(Entries taken from a collection)
====
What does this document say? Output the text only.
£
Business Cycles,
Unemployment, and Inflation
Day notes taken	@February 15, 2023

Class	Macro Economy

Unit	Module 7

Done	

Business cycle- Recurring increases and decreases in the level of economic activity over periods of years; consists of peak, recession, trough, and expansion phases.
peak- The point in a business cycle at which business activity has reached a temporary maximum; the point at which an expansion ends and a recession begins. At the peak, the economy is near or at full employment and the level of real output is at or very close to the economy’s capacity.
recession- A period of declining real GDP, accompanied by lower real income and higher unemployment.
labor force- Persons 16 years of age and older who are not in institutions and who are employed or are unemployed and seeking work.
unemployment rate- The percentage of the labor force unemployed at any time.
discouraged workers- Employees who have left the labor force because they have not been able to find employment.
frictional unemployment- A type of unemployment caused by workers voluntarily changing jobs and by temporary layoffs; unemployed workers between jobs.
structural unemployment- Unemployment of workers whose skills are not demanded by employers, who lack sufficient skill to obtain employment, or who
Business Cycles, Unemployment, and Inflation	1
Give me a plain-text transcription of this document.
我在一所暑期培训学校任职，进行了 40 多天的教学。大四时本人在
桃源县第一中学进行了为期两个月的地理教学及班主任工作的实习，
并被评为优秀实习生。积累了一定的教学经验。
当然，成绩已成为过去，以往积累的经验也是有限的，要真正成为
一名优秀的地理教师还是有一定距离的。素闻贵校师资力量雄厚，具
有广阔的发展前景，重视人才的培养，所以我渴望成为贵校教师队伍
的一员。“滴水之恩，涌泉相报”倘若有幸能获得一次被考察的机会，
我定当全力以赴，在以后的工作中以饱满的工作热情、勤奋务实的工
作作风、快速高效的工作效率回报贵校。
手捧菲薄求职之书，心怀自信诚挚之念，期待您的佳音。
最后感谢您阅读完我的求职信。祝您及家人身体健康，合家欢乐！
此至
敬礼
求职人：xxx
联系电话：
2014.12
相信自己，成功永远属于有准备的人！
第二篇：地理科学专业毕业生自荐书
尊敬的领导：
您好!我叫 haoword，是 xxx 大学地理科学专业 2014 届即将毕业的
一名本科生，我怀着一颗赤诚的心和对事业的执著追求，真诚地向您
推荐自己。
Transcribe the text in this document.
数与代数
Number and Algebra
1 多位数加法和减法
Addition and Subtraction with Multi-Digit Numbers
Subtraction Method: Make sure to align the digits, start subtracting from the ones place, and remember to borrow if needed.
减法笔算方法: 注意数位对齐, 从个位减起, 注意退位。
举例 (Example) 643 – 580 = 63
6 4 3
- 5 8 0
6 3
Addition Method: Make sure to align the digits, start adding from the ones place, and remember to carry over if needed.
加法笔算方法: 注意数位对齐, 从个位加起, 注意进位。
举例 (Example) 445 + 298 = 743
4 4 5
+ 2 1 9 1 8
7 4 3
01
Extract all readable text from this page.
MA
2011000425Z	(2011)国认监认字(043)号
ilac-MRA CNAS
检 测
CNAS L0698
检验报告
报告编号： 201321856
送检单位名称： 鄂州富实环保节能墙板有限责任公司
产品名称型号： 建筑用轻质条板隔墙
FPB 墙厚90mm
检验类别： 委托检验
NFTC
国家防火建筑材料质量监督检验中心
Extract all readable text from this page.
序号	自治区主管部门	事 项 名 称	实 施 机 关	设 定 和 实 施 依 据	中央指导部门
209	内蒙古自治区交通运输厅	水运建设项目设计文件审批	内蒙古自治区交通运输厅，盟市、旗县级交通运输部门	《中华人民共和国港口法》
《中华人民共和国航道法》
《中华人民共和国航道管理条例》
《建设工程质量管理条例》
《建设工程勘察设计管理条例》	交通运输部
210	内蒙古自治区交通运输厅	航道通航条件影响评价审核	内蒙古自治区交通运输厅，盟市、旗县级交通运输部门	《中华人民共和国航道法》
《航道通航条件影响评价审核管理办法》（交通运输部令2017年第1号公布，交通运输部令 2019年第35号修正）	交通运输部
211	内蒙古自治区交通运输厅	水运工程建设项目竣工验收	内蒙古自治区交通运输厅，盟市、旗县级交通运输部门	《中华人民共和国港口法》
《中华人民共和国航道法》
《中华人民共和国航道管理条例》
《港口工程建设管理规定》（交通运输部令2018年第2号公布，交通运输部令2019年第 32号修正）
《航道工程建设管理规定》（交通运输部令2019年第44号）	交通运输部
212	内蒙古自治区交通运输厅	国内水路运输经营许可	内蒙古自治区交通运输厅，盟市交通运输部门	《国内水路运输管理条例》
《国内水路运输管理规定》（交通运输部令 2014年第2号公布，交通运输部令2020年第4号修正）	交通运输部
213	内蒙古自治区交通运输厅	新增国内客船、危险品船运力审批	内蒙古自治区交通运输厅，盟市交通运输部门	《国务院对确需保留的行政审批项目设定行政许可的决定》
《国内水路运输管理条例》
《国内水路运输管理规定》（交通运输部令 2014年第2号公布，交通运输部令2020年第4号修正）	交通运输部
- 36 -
====
**WORK REQUIRED:** Identify every line holding the word "needed" and copy it out.

**RESULT OF THE TASK:**
Subtraction Method: Make sure to align the digits, start subtracting from the ones place, and remember to borrow if needed.
Addition Method: Make sure to align the digits, start adding from the ones place, and remember to carry over if needed.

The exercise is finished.